## Begin
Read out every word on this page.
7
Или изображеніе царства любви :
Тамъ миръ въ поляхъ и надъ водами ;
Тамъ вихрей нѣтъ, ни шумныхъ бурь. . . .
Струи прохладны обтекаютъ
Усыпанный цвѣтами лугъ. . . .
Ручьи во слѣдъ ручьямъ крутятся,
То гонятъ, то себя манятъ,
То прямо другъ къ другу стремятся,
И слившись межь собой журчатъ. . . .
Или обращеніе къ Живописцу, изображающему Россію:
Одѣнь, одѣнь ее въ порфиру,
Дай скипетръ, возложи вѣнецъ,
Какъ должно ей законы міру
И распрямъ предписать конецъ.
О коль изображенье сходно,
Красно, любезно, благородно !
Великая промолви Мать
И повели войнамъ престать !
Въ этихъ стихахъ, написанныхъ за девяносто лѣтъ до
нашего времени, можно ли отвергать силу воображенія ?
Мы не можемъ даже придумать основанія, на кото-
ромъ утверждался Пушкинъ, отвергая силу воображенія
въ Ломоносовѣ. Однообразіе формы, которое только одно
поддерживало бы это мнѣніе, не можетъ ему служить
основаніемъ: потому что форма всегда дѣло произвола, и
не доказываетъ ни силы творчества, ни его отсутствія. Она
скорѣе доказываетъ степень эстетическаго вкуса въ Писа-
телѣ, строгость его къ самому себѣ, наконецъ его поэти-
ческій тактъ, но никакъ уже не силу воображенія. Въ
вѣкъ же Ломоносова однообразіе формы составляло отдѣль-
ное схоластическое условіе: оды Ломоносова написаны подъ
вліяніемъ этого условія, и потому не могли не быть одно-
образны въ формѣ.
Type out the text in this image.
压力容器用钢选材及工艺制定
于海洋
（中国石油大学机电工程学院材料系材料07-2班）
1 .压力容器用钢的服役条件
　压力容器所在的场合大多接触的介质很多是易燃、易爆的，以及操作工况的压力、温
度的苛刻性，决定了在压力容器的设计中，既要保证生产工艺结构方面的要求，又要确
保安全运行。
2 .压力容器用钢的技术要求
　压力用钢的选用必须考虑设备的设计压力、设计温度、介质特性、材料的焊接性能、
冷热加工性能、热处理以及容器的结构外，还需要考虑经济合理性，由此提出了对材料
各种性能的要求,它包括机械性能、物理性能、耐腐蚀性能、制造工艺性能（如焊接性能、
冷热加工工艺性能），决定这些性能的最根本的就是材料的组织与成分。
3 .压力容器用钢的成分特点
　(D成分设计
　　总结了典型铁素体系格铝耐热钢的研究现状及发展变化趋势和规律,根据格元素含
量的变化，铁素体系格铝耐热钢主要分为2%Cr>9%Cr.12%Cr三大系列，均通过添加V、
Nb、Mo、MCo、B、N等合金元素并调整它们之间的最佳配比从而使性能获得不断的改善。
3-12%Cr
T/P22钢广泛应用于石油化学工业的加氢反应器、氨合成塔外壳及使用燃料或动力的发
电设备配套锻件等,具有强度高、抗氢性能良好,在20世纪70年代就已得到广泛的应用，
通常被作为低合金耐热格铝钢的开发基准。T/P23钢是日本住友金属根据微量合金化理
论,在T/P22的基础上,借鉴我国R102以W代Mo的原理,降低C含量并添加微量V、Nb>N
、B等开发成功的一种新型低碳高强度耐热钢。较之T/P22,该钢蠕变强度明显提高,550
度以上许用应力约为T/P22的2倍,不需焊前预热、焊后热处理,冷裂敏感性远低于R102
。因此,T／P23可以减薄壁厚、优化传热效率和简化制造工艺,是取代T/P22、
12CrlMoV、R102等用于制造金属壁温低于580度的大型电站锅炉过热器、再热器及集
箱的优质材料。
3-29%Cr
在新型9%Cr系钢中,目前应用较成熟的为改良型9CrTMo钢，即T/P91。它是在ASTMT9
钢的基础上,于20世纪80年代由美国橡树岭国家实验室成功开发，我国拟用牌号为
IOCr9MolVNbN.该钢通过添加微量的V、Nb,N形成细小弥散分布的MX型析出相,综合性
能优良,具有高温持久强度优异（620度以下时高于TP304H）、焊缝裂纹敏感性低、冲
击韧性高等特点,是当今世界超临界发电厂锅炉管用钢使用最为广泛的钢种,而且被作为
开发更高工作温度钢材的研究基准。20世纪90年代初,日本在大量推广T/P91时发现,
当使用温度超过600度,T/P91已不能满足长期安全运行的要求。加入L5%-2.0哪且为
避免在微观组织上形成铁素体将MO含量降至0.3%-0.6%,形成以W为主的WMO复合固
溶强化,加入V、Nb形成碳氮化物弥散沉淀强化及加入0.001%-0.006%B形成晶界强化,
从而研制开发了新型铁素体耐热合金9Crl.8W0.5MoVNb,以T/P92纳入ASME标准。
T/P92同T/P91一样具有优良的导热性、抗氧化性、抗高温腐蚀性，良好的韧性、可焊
## End
Look through the entries and work out how many lines have the word "потому" in them; reply with that number only.

Result ▸
2